§ Your task:
Copy every line of the records below that holds the word "ηλικίες".

§ Recorded information:
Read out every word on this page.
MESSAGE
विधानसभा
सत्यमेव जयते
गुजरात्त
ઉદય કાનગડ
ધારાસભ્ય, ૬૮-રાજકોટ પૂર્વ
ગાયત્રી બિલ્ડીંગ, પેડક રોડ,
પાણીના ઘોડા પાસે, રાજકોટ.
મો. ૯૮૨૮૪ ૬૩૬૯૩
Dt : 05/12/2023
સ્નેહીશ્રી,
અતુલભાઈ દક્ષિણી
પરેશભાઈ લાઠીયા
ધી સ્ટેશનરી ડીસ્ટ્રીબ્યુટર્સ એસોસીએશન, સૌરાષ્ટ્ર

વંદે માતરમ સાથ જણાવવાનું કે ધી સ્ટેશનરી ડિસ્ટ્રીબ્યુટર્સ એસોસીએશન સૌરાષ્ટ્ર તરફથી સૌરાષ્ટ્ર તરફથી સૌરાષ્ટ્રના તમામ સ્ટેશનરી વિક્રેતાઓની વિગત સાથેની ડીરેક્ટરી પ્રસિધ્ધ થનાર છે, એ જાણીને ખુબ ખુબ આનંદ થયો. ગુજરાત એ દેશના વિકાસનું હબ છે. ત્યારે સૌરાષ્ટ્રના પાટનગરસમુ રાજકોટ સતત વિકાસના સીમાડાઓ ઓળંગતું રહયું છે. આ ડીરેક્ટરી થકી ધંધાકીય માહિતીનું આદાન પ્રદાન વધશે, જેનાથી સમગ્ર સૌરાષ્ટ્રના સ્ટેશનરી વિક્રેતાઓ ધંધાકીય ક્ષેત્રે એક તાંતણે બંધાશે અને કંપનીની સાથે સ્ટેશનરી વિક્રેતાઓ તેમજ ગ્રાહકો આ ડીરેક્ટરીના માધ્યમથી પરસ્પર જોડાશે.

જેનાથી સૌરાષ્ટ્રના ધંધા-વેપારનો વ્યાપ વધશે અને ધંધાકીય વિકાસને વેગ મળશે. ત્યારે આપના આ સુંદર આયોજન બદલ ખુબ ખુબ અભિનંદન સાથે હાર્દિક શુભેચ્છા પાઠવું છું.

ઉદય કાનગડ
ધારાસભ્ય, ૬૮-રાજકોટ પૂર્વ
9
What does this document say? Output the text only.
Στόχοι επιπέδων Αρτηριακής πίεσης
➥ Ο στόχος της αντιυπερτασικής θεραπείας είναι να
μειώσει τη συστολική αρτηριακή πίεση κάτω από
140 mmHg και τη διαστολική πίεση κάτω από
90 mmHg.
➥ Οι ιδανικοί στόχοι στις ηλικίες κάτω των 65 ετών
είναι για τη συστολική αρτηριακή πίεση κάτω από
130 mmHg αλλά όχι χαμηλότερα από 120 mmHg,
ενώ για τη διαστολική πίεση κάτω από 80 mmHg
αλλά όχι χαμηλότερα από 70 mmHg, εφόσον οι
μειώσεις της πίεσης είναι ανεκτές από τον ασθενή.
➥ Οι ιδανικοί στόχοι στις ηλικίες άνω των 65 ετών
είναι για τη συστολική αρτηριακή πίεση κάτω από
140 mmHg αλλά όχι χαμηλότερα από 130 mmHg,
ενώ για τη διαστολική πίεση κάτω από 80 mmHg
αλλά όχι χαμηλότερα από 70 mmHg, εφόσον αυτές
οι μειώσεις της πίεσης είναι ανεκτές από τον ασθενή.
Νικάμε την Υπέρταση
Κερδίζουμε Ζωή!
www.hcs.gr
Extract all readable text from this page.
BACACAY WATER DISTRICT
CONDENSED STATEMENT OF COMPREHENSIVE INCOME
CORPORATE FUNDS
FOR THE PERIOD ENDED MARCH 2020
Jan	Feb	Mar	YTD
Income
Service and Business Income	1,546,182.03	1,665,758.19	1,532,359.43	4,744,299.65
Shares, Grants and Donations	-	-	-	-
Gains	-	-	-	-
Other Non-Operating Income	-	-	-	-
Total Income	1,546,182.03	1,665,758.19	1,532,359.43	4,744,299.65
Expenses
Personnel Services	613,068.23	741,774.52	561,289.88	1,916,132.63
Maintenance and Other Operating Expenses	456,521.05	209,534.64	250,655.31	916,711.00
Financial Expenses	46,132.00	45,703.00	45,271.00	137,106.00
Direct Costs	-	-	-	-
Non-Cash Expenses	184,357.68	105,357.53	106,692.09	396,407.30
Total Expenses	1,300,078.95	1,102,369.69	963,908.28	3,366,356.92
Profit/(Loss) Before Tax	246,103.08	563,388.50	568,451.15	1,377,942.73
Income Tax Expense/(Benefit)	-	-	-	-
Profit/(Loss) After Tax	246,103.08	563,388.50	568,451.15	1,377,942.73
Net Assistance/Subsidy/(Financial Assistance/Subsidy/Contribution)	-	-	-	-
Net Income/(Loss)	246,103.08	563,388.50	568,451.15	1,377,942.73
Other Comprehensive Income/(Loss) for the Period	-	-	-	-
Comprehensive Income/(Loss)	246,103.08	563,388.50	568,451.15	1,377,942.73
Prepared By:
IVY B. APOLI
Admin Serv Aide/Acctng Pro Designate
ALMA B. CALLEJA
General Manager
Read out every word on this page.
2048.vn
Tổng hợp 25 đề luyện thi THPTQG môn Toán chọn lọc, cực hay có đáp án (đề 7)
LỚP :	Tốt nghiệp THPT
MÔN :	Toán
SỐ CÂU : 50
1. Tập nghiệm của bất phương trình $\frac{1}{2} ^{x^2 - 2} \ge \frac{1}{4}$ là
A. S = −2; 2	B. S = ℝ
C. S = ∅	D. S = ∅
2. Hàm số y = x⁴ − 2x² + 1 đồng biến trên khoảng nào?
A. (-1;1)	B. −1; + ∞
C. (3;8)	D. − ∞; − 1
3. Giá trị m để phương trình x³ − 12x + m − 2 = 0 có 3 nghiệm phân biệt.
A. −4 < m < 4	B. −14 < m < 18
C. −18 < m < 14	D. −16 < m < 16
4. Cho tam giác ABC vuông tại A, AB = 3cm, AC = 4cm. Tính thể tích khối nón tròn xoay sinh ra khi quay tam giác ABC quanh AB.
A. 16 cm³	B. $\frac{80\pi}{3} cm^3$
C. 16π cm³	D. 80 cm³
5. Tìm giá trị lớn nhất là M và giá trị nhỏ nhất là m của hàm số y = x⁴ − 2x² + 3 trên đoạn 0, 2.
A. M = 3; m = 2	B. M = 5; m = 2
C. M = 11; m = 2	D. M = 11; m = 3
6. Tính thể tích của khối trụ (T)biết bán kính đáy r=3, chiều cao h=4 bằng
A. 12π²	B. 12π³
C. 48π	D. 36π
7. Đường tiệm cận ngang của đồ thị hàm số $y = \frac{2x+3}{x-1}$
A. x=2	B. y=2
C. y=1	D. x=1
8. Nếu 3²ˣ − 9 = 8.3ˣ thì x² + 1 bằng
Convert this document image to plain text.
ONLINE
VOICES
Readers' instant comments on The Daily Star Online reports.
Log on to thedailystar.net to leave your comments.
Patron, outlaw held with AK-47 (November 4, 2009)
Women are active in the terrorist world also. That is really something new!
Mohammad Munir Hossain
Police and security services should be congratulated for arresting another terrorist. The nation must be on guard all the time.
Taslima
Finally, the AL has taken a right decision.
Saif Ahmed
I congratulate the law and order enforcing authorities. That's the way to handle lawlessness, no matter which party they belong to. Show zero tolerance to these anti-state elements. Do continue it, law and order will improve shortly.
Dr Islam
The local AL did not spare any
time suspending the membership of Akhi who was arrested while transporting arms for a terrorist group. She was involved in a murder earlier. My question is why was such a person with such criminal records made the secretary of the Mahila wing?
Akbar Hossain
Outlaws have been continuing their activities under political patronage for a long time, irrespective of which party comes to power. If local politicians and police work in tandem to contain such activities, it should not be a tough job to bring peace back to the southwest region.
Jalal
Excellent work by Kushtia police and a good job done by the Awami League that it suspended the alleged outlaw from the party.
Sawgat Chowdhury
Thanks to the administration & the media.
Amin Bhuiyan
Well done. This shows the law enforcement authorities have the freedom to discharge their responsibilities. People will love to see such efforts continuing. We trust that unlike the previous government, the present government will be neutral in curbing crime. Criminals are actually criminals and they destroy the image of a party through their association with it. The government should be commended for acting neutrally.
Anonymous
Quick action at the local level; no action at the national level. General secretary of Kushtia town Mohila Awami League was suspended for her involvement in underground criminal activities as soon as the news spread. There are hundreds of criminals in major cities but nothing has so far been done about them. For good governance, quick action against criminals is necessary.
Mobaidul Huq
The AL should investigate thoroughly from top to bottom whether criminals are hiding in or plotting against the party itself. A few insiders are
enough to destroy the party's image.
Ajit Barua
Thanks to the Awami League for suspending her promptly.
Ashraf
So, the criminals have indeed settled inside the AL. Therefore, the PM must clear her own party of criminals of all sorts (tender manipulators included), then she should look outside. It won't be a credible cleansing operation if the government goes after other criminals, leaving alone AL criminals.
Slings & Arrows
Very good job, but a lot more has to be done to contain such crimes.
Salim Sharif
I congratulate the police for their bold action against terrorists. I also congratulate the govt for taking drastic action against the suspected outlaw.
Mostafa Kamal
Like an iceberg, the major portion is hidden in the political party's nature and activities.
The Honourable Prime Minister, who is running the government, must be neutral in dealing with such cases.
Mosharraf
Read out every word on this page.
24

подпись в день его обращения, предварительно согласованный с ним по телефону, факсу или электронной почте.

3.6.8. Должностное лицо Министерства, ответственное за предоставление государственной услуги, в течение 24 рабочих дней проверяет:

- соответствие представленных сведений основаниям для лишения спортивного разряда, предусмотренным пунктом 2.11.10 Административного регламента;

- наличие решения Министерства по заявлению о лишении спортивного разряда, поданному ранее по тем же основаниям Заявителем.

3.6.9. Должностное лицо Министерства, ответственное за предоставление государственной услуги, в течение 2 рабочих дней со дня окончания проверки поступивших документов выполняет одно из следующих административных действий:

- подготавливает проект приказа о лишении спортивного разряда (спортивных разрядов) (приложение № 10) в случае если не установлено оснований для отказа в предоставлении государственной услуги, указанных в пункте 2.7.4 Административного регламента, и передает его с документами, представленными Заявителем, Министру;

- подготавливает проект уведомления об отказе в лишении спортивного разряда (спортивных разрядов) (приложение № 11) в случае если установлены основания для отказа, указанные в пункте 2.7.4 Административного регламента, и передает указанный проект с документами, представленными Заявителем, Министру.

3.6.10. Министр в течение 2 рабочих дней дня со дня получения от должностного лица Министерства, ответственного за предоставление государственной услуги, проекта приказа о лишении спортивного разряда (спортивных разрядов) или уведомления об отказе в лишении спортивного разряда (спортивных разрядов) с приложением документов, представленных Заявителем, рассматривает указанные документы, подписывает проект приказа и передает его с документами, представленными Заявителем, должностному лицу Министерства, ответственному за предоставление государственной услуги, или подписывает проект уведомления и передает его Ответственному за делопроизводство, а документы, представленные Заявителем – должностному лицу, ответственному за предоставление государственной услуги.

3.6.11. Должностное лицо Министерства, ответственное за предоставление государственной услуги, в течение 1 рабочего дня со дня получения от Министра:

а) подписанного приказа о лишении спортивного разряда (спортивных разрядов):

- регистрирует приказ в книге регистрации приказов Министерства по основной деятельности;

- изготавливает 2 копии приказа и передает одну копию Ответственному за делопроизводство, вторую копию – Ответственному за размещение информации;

§ Finished answer:
➥ Οι ιδανικοί στόχοι στις ηλικίες κάτω των 65 ετών
➥ Οι ιδανικοί στόχοι στις ηλικίες άνω των 65 ετών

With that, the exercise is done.